■ Work required ■
Gather all lines from the material that contain "retrieved".

■ Listed entries ■
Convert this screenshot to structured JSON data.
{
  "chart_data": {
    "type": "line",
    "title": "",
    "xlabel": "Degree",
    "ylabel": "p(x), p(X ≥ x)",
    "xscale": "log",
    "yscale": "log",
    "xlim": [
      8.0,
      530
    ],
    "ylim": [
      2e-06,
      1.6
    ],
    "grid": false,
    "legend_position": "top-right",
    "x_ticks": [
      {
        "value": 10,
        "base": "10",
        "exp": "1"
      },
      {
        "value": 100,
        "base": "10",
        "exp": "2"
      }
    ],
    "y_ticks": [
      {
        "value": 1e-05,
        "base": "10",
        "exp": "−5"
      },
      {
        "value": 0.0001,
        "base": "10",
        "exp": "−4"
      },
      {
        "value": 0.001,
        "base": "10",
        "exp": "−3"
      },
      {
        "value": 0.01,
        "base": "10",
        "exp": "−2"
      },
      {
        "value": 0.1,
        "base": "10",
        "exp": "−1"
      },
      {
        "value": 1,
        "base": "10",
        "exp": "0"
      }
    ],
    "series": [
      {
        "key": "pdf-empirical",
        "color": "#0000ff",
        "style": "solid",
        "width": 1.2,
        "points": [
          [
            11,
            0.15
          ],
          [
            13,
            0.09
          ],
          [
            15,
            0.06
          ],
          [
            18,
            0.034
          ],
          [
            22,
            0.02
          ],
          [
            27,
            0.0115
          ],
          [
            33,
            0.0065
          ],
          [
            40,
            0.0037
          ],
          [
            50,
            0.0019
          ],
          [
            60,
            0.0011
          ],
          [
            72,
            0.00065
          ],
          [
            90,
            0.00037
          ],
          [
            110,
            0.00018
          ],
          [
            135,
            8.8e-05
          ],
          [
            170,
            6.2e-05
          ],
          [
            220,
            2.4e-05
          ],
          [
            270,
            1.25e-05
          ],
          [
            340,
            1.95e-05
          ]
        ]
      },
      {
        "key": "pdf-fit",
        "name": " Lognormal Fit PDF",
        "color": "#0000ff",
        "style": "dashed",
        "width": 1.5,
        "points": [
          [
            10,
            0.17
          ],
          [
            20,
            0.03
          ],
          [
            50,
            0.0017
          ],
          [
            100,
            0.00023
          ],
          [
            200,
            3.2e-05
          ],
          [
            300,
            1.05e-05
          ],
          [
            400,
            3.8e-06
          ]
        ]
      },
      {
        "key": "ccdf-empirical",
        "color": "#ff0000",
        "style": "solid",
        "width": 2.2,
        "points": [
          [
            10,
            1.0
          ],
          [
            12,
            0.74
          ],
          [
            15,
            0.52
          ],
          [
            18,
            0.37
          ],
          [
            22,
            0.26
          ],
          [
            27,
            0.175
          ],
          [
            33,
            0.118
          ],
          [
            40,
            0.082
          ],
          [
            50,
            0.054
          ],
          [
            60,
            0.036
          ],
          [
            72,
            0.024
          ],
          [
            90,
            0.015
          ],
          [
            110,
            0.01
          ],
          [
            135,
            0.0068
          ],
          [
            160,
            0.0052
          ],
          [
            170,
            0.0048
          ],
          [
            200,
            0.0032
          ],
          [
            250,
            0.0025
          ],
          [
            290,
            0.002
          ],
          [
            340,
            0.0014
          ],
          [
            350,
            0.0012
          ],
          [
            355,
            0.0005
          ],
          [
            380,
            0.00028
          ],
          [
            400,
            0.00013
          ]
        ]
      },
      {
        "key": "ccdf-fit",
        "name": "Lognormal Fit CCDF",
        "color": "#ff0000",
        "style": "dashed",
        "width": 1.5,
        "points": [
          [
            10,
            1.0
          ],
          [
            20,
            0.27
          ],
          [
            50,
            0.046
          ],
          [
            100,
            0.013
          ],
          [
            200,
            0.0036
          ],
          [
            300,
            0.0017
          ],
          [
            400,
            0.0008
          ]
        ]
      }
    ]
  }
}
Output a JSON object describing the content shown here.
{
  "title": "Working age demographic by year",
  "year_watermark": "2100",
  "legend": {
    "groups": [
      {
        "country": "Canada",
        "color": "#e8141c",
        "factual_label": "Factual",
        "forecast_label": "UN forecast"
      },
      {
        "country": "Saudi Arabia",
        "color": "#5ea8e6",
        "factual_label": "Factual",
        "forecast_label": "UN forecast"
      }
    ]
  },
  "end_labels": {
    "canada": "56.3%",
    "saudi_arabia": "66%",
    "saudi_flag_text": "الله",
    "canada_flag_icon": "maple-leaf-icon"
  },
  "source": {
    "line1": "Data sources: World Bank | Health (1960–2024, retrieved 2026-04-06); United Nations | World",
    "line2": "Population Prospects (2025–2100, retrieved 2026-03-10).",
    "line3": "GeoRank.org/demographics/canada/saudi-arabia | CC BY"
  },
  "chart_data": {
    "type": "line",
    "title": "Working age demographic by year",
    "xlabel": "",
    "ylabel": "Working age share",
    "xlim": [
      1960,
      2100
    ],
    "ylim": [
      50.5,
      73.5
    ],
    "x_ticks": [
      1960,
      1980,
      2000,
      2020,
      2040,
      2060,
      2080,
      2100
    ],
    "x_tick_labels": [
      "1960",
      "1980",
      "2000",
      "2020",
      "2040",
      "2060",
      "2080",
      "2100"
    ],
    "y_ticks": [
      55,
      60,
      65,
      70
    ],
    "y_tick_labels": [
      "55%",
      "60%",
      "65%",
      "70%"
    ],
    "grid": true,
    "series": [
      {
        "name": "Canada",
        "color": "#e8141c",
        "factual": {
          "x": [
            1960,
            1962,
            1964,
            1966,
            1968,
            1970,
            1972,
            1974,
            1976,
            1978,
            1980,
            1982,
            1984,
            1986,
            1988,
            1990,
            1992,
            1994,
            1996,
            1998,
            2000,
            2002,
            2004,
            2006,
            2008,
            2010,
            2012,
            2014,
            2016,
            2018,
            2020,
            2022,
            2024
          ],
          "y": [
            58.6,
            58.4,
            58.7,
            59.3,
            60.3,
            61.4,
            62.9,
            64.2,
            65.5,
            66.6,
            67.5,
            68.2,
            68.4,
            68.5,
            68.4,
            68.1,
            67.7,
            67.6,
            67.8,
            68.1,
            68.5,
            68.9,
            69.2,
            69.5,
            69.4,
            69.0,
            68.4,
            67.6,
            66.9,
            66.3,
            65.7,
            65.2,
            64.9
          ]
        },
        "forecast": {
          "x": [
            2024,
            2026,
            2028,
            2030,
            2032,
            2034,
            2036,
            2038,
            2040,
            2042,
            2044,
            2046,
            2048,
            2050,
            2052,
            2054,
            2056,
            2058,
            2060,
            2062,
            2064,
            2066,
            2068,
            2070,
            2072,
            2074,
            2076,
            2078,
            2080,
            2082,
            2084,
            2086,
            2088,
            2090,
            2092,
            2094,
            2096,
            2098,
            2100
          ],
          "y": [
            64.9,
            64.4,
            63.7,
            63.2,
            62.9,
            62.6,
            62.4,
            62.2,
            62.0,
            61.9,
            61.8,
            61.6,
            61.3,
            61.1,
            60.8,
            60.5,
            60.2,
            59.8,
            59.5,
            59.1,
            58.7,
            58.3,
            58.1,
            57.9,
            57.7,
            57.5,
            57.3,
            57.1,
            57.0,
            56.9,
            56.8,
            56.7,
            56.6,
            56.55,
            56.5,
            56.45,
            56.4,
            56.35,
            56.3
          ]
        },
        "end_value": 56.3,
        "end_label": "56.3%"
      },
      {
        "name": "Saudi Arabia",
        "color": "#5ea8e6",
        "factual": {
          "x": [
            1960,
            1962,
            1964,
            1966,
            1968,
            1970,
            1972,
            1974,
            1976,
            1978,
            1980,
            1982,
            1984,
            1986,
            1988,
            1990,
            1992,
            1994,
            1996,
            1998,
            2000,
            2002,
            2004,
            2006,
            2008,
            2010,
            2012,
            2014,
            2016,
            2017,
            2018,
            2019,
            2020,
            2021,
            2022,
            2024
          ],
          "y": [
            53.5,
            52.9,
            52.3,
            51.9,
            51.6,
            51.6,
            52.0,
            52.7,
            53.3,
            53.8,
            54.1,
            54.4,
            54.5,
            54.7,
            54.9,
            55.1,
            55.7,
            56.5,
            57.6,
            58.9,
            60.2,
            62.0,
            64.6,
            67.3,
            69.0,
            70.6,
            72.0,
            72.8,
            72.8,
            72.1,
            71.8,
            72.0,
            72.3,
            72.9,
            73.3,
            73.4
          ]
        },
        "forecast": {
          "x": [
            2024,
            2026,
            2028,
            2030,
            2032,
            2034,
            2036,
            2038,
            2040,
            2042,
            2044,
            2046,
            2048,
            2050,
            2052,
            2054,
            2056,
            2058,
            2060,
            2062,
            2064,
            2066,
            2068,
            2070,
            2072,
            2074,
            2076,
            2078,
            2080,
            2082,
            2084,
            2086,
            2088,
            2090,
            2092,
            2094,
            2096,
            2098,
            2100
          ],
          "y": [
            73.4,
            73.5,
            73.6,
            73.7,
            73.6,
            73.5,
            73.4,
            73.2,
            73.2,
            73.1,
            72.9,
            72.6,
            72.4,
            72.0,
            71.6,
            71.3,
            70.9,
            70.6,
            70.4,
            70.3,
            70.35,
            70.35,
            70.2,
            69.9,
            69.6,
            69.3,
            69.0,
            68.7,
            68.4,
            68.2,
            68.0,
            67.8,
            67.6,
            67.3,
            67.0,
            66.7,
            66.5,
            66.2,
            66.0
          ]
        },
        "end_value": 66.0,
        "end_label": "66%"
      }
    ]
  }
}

■ The completed task ■
    "line1": "Data sources: World Bank | Health (1960–2024, retrieved 2026-04-06); United Nations | World",
    "line2": "Population Prospects (2025–2100, retrieved 2026-03-10).",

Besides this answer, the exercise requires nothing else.